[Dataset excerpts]
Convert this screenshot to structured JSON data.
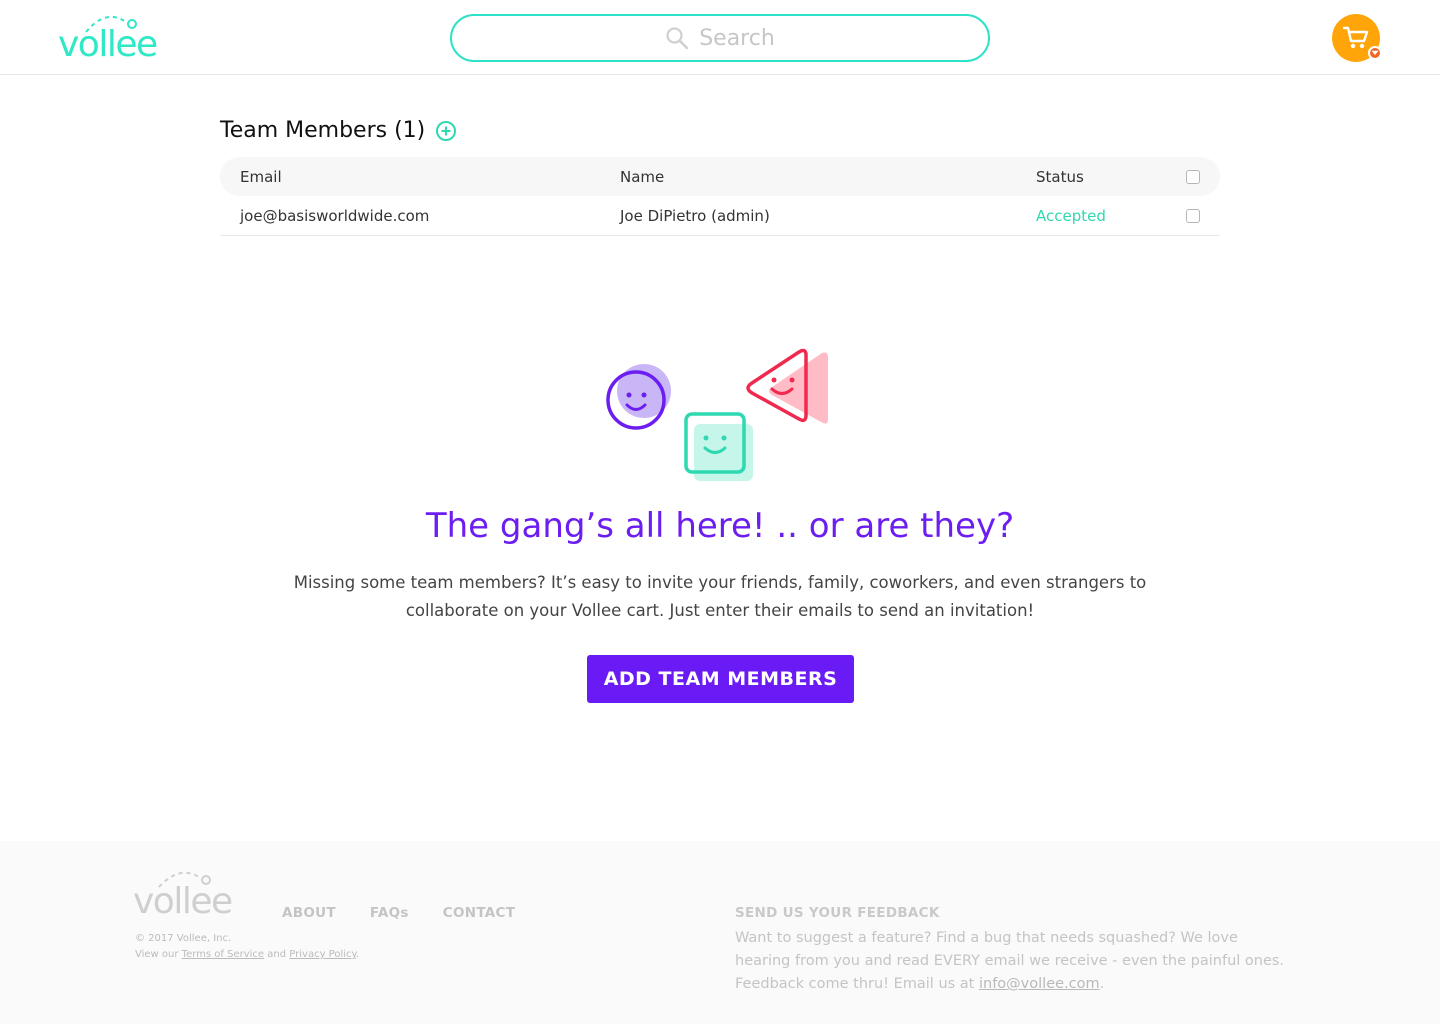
{
  "header": {
    "logo_text": "vollee",
    "search": {
      "placeholder": "Search",
      "icon": "search-icon"
    },
    "cart": {
      "icon": "cart-icon",
      "badge_icon": "chevron-down-icon",
      "color": "#ffa50a"
    }
  },
  "team": {
    "title": "Team Members (1)",
    "columns": {
      "email": "Email",
      "name": "Name",
      "status": "Status"
    },
    "rows": [
      {
        "email": "joe@basisworldwide.com",
        "name": "Joe DiPietro (admin)",
        "status": "Accepted"
      }
    ]
  },
  "empty_state": {
    "headline": "The gang’s all here! .. or are they?",
    "description": "Missing some team members? It’s easy to invite your friends, family, coworkers, and even strangers to collaborate on your Vollee cart. Just enter their emails to send an invitation!",
    "cta_label": "ADD TEAM MEMBERS"
  },
  "footer": {
    "logo_text": "vollee",
    "copyright": "© 2017 Vollee, Inc.",
    "view_prefix": "View our",
    "terms_label": "Terms of Service",
    "and_text": "and",
    "privacy_label": "Privacy Policy",
    "period": ".",
    "nav": [
      "ABOUT",
      "FAQs",
      "CONTACT"
    ],
    "feedback_title": "SEND US YOUR FEEDBACK",
    "feedback_text": "Want to suggest a feature? Find a bug that needs squashed? We love hearing from you and read EVERY email we receive - even the painful ones. Feedback come thru! Email us at",
    "feedback_email": "info@vollee.com",
    "feedback_end": "."
  },
  "colors": {
    "brand_teal": "#2ee8c6",
    "brand_purple": "#6a1bf5",
    "accepted_green": "#2ed8b0",
    "accent_pink": "#f0294f"
  }
}
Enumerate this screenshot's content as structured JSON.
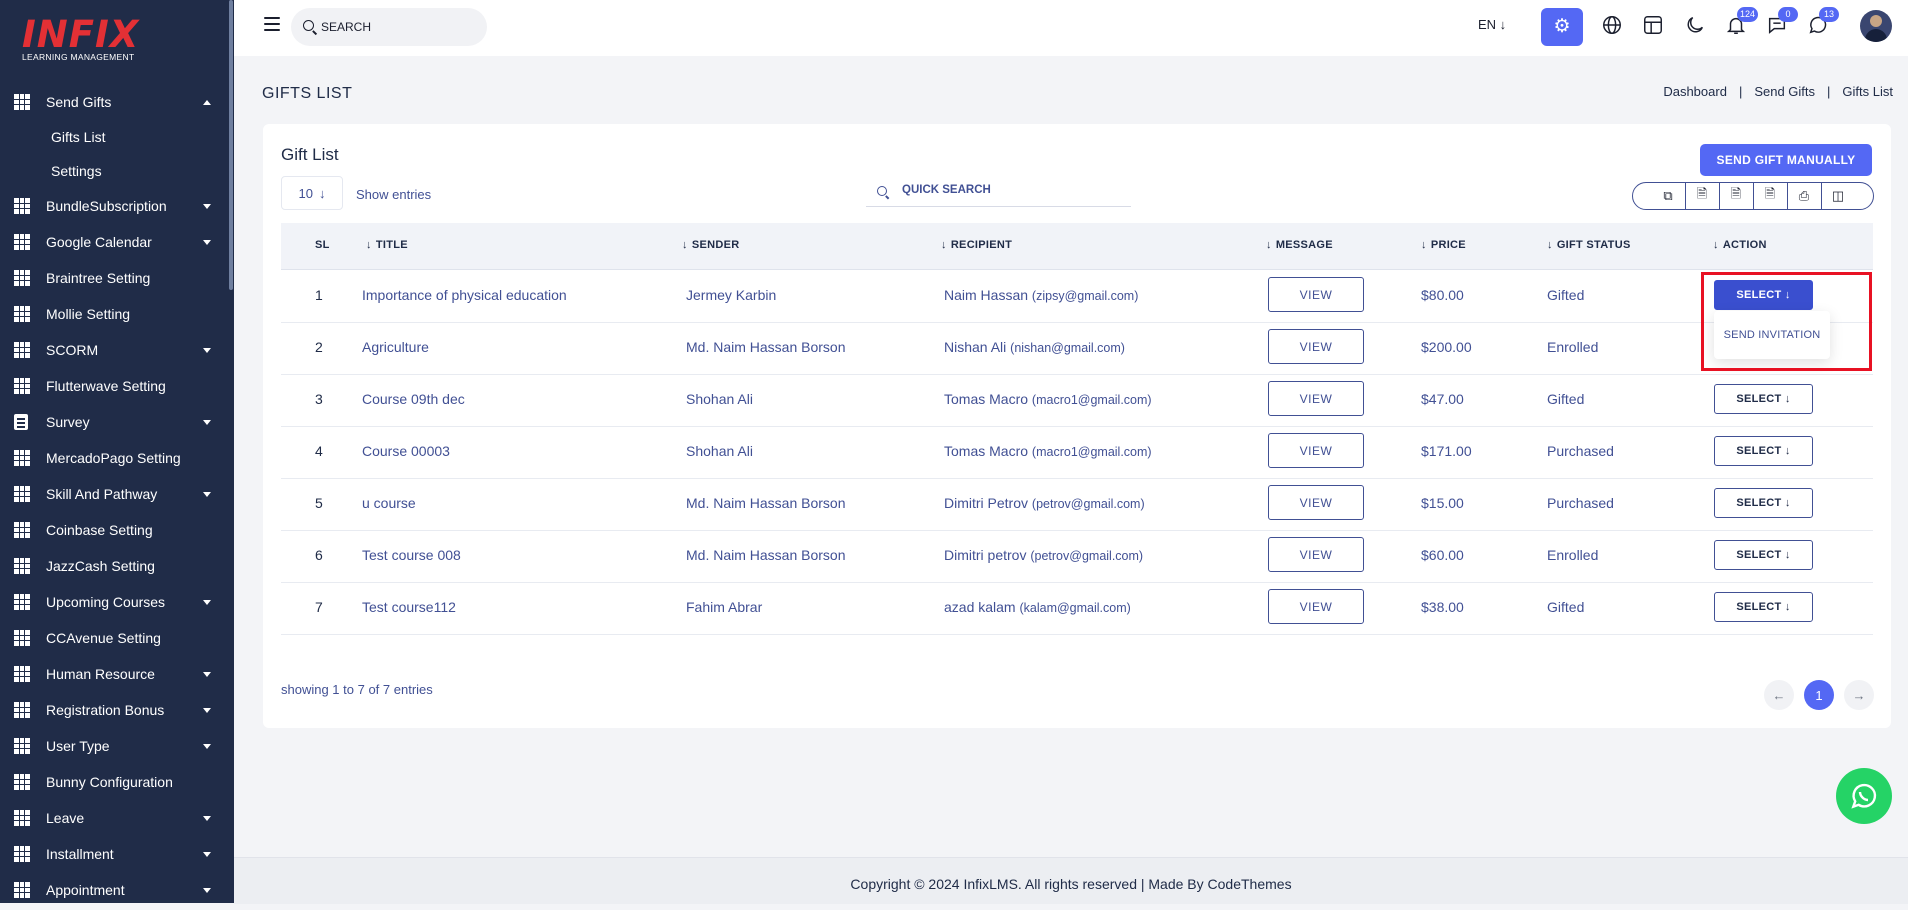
{
  "logo": {
    "main": "INFIX",
    "sub": "LEARNING MANAGEMENT"
  },
  "sidebar": {
    "items": [
      {
        "label": "Send Gifts",
        "icon": "grid-icon",
        "caret": "up",
        "sub": [
          {
            "label": "Gifts List"
          },
          {
            "label": "Settings"
          }
        ]
      },
      {
        "label": "BundleSubscription",
        "icon": "grid-icon",
        "caret": "down"
      },
      {
        "label": "Google Calendar",
        "icon": "grid-icon",
        "caret": "down"
      },
      {
        "label": "Braintree Setting",
        "icon": "grid-icon",
        "caret": ""
      },
      {
        "label": "Mollie Setting",
        "icon": "grid-icon",
        "caret": ""
      },
      {
        "label": "SCORM",
        "icon": "grid-icon",
        "caret": "down"
      },
      {
        "label": "Flutterwave Setting",
        "icon": "grid-icon",
        "caret": ""
      },
      {
        "label": "Survey",
        "icon": "document-icon",
        "caret": "down"
      },
      {
        "label": "MercadoPago Setting",
        "icon": "grid-icon",
        "caret": ""
      },
      {
        "label": "Skill And Pathway",
        "icon": "grid-icon",
        "caret": "down"
      },
      {
        "label": "Coinbase Setting",
        "icon": "grid-icon",
        "caret": ""
      },
      {
        "label": "JazzCash Setting",
        "icon": "grid-icon",
        "caret": ""
      },
      {
        "label": "Upcoming Courses",
        "icon": "grid-icon",
        "caret": "down"
      },
      {
        "label": "CCAvenue Setting",
        "icon": "grid-icon",
        "caret": ""
      },
      {
        "label": "Human Resource",
        "icon": "grid-icon",
        "caret": "down"
      },
      {
        "label": "Registration Bonus",
        "icon": "grid-icon",
        "caret": "down"
      },
      {
        "label": "User Type",
        "icon": "grid-icon",
        "caret": "down"
      },
      {
        "label": "Bunny Configuration",
        "icon": "grid-icon",
        "caret": ""
      },
      {
        "label": "Leave",
        "icon": "grid-icon",
        "caret": "down"
      },
      {
        "label": "Installment",
        "icon": "grid-icon",
        "caret": "down"
      },
      {
        "label": "Appointment",
        "icon": "grid-icon",
        "caret": "down"
      }
    ]
  },
  "topbar": {
    "search_placeholder": "SEARCH",
    "language": "EN ↓",
    "notifications": {
      "bell": "124",
      "messages": "0",
      "whatsapp": "13"
    }
  },
  "page": {
    "title": "GIFTS LIST",
    "breadcrumb": [
      "Dashboard",
      "Send Gifts",
      "Gifts List"
    ]
  },
  "card": {
    "title": "Gift List",
    "send_button": "SEND GIFT MANUALLY",
    "entries_value": "10",
    "entries_label": "Show entries",
    "quick_search_placeholder": "QUICK SEARCH",
    "export_icons": [
      "copy-icon",
      "csv-icon",
      "excel-icon",
      "pdf-icon",
      "print-icon",
      "columns-icon"
    ]
  },
  "table": {
    "headers": {
      "sl": "SL",
      "title": "TITLE",
      "sender": "SENDER",
      "recipient": "RECIPIENT",
      "message": "MESSAGE",
      "price": "PRICE",
      "status": "GIFT STATUS",
      "action": "ACTION"
    },
    "view_label": "VIEW",
    "select_label": "SELECT",
    "rows": [
      {
        "sl": "1",
        "title": "Importance of physical education",
        "sender": "Jermey Karbin",
        "recipient_name": "Naim Hassan",
        "recipient_email": "(zipsy@gmail.com)",
        "price": "$80.00",
        "status": "Gifted"
      },
      {
        "sl": "2",
        "title": "Agriculture",
        "sender": "Md. Naim Hassan Borson",
        "recipient_name": "Nishan Ali",
        "recipient_email": "(nishan@gmail.com)",
        "price": "$200.00",
        "status": "Enrolled"
      },
      {
        "sl": "3",
        "title": "Course 09th dec",
        "sender": "Shohan Ali",
        "recipient_name": "Tomas Macro",
        "recipient_email": "(macro1@gmail.com)",
        "price": "$47.00",
        "status": "Gifted"
      },
      {
        "sl": "4",
        "title": "Course 00003",
        "sender": "Shohan Ali",
        "recipient_name": "Tomas Macro",
        "recipient_email": "(macro1@gmail.com)",
        "price": "$171.00",
        "status": "Purchased"
      },
      {
        "sl": "5",
        "title": "u course",
        "sender": "Md. Naim Hassan Borson",
        "recipient_name": "Dimitri Petrov",
        "recipient_email": "(petrov@gmail.com)",
        "price": "$15.00",
        "status": "Purchased"
      },
      {
        "sl": "6",
        "title": "Test course 008",
        "sender": "Md. Naim Hassan Borson",
        "recipient_name": "Dimitri petrov",
        "recipient_email": "(petrov@gmail.com)",
        "price": "$60.00",
        "status": "Enrolled"
      },
      {
        "sl": "7",
        "title": "Test course112",
        "sender": "Fahim Abrar",
        "recipient_name": "azad kalam",
        "recipient_email": "(kalam@gmail.com)",
        "price": "$38.00",
        "status": "Gifted"
      }
    ],
    "dropdown_item": "SEND INVITATION"
  },
  "pagination": {
    "showing": "showing 1 to 7 of 7 entries",
    "current": "1"
  },
  "footer": {
    "text": "Copyright © 2024 InfixLMS. All rights reserved | Made By CodeThemes"
  },
  "colors": {
    "sidebar_bg": "#202c48",
    "accent": "#5468f4",
    "text": "#415094",
    "highlight": "#e81123",
    "whatsapp": "#25d366"
  }
}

• **AIM**
Without the pictures, write out all of the material exactly.

• **SOLUTION FOR THIS PROBLEM**
Convert this screenshot to structured JSON data.
{
  "header": {
    "logo_text": "vollee",
    "search": {
      "placeholder": "Search",
      "icon": "search-icon"
    },
    "cart": {
      "icon": "cart-icon",
      "badge_icon": "chevron-down-icon",
      "color": "#ffa50a"
    }
  },
  "team": {
    "title": "Team Members (1)",
    "columns": {
      "email": "Email",
      "name": "Name",
      "status": "Status"
    },
    "rows": [
      {
        "email": "joe@basisworldwide.com",
        "name": "Joe DiPietro (admin)",
        "status": "Accepted"
      }
    ]
  },
  "empty_state": {
    "headline": "The gang’s all here! .. or are they?",
    "description": "Missing some team members? It’s easy to invite your friends, family, coworkers, and even strangers to collaborate on your Vollee cart. Just enter their emails to send an invitation!",
    "cta_label": "ADD TEAM MEMBERS"
  },
  "footer": {
    "logo_text": "vollee",
    "copyright": "© 2017 Vollee, Inc.",
    "view_prefix": "View our",
    "terms_label": "Terms of Service",
    "and_text": "and",
    "privacy_label": "Privacy Policy",
    "period": ".",
    "nav": [
      "ABOUT",
      "FAQs",
      "CONTACT"
    ],
    "feedback_title": "SEND US YOUR FEEDBACK",
    "feedback_text": "Want to suggest a feature? Find a bug that needs squashed? We love hearing from you and read EVERY email we receive - even the painful ones. Feedback come thru! Email us at",
    "feedback_email": "info@vollee.com",
    "feedback_end": "."
  },
  "colors": {
    "brand_teal": "#2ee8c6",
    "brand_purple": "#6a1bf5",
    "accepted_green": "#2ed8b0",
    "accent_pink": "#f0294f"
  }
}
Enumerate this screenshot's content as structured JSON.
{
  "logo": {
    "main": "INFIX",
    "sub": "LEARNING MANAGEMENT"
  },
  "sidebar": {
    "items": [
      {
        "label": "Send Gifts",
        "icon": "grid-icon",
        "caret": "up",
        "sub": [
          {
            "label": "Gifts List"
          },
          {
            "label": "Settings"
          }
        ]
      },
      {
        "label": "BundleSubscription",
        "icon": "grid-icon",
        "caret": "down"
      },
      {
        "label": "Google Calendar",
        "icon": "grid-icon",
        "caret": "down"
      },
      {
        "label": "Braintree Setting",
        "icon": "grid-icon",
        "caret": ""
      },
      {
        "label": "Mollie Setting",
        "icon": "grid-icon",
        "caret": ""
      },
      {
        "label": "SCORM",
        "icon": "grid-icon",
        "caret": "down"
      },
      {
        "label": "Flutterwave Setting",
        "icon": "grid-icon",
        "caret": ""
      },
      {
        "label": "Survey",
        "icon": "document-icon",
        "caret": "down"
      },
      {
        "label": "MercadoPago Setting",
        "icon": "grid-icon",
        "caret": ""
      },
      {
        "label": "Skill And Pathway",
        "icon": "grid-icon",
        "caret": "down"
      },
      {
        "label": "Coinbase Setting",
        "icon": "grid-icon",
        "caret": ""
      },
      {
        "label": "JazzCash Setting",
        "icon": "grid-icon",
        "caret": ""
      },
      {
        "label": "Upcoming Courses",
        "icon": "grid-icon",
        "caret": "down"
      },
      {
        "label": "CCAvenue Setting",
        "icon": "grid-icon",
        "caret": ""
      },
      {
        "label": "Human Resource",
        "icon": "grid-icon",
        "caret": "down"
      },
      {
        "label": "Registration Bonus",
        "icon": "grid-icon",
        "caret": "down"
      },
      {
        "label": "User Type",
        "icon": "grid-icon",
        "caret": "down"
      },
      {
        "label": "Bunny Configuration",
        "icon": "grid-icon",
        "caret": ""
      },
      {
        "label": "Leave",
        "icon": "grid-icon",
        "caret": "down"
      },
      {
        "label": "Installment",
        "icon": "grid-icon",
        "caret": "down"
      },
      {
        "label": "Appointment",
        "icon": "grid-icon",
        "caret": "down"
      }
    ]
  },
  "topbar": {
    "search_placeholder": "SEARCH",
    "language": "EN ↓",
    "notifications": {
      "bell": "124",
      "messages": "0",
      "whatsapp": "13"
    }
  },
  "page": {
    "title": "GIFTS LIST",
    "breadcrumb": [
      "Dashboard",
      "Send Gifts",
      "Gifts List"
    ]
  },
  "card": {
    "title": "Gift List",
    "send_button": "SEND GIFT MANUALLY",
    "entries_value": "10",
    "entries_label": "Show entries",
    "quick_search_placeholder": "QUICK SEARCH",
    "export_icons": [
      "copy-icon",
      "csv-icon",
      "excel-icon",
      "pdf-icon",
      "print-icon",
      "columns-icon"
    ]
  },
  "table": {
    "headers": {
      "sl": "SL",
      "title": "TITLE",
      "sender": "SENDER",
      "recipient": "RECIPIENT",
      "message": "MESSAGE",
      "price": "PRICE",
      "status": "GIFT STATUS",
      "action": "ACTION"
    },
    "view_label": "VIEW",
    "select_label": "SELECT",
    "rows": [
      {
        "sl": "1",
        "title": "Importance of physical education",
        "sender": "Jermey Karbin",
        "recipient_name": "Naim Hassan",
        "recipient_email": "(zipsy@gmail.com)",
        "price": "$80.00",
        "status": "Gifted"
      },
      {
        "sl": "2",
        "title": "Agriculture",
        "sender": "Md. Naim Hassan Borson",
        "recipient_name": "Nishan Ali",
        "recipient_email": "(nishan@gmail.com)",
        "price": "$200.00",
        "status": "Enrolled"
      },
      {
        "sl": "3",
        "title": "Course 09th dec",
        "sender": "Shohan Ali",
        "recipient_name": "Tomas Macro",
        "recipient_email": "(macro1@gmail.com)",
        "price": "$47.00",
        "status": "Gifted"
      },
      {
        "sl": "4",
        "title": "Course 00003",
        "sender": "Shohan Ali",
        "recipient_name": "Tomas Macro",
        "recipient_email": "(macro1@gmail.com)",
        "price": "$171.00",
        "status": "Purchased"
      },
      {
        "sl": "5",
        "title": "u course",
        "sender": "Md. Naim Hassan Borson",
        "recipient_name": "Dimitri Petrov",
        "recipient_email": "(petrov@gmail.com)",
        "price": "$15.00",
        "status": "Purchased"
      },
      {
        "sl": "6",
        "title": "Test course 008",
        "sender": "Md. Naim Hassan Borson",
        "recipient_name": "Dimitri petrov",
        "recipient_email": "(petrov@gmail.com)",
        "price": "$60.00",
        "status": "Enrolled"
      },
      {
        "sl": "7",
        "title": "Test course112",
        "sender": "Fahim Abrar",
        "recipient_name": "azad kalam",
        "recipient_email": "(kalam@gmail.com)",
        "price": "$38.00",
        "status": "Gifted"
      }
    ],
    "dropdown_item": "SEND INVITATION"
  },
  "pagination": {
    "showing": "showing 1 to 7 of 7 entries",
    "current": "1"
  },
  "footer": {
    "text": "Copyright © 2024 InfixLMS. All rights reserved | Made By CodeThemes"
  },
  "colors": {
    "sidebar_bg": "#202c48",
    "accent": "#5468f4",
    "text": "#415094",
    "highlight": "#e81123",
    "whatsapp": "#25d366"
  }
}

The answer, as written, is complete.